-- Start of Exercise material --

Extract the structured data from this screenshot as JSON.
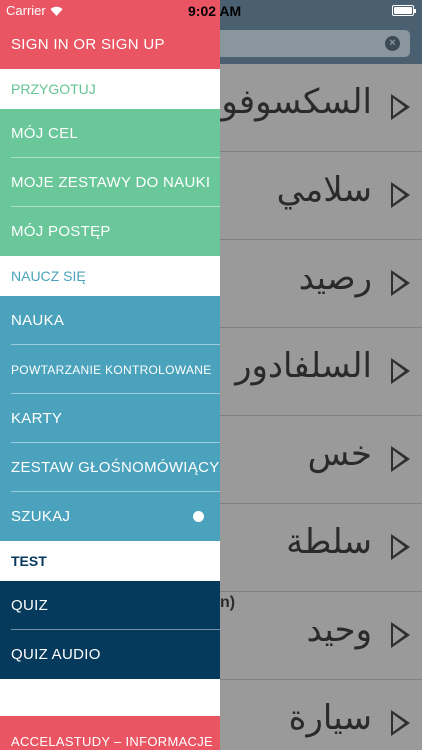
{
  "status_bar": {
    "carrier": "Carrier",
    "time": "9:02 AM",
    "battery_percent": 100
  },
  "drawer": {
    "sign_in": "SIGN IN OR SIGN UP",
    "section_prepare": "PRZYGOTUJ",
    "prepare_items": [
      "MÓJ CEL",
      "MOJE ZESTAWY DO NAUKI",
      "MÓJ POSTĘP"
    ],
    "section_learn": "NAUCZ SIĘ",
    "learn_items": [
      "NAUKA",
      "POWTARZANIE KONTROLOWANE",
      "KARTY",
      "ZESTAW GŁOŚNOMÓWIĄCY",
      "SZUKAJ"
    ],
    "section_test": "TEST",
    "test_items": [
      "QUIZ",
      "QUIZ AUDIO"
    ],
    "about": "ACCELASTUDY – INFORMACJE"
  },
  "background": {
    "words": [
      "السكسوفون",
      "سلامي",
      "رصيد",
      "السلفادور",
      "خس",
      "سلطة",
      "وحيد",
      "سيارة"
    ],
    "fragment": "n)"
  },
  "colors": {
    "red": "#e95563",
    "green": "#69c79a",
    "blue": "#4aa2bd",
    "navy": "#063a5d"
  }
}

-- End of Exercise material --

Quote the records in full and exactly; skip any image.

Extract the structured data from this screenshot as JSON.
{
  "status_bar": {
    "carrier": "Carrier",
    "time": "9:02 AM",
    "battery_percent": 100
  },
  "drawer": {
    "sign_in": "SIGN IN OR SIGN UP",
    "section_prepare": "PRZYGOTUJ",
    "prepare_items": [
      "MÓJ CEL",
      "MOJE ZESTAWY DO NAUKI",
      "MÓJ POSTĘP"
    ],
    "section_learn": "NAUCZ SIĘ",
    "learn_items": [
      "NAUKA",
      "POWTARZANIE KONTROLOWANE",
      "KARTY",
      "ZESTAW GŁOŚNOMÓWIĄCY",
      "SZUKAJ"
    ],
    "section_test": "TEST",
    "test_items": [
      "QUIZ",
      "QUIZ AUDIO"
    ],
    "about": "ACCELASTUDY – INFORMACJE"
  },
  "background": {
    "words": [
      "السكسوفون",
      "سلامي",
      "رصيد",
      "السلفادور",
      "خس",
      "سلطة",
      "وحيد",
      "سيارة"
    ],
    "fragment": "n)"
  },
  "colors": {
    "red": "#e95563",
    "green": "#69c79a",
    "blue": "#4aa2bd",
    "navy": "#063a5d"
  }
}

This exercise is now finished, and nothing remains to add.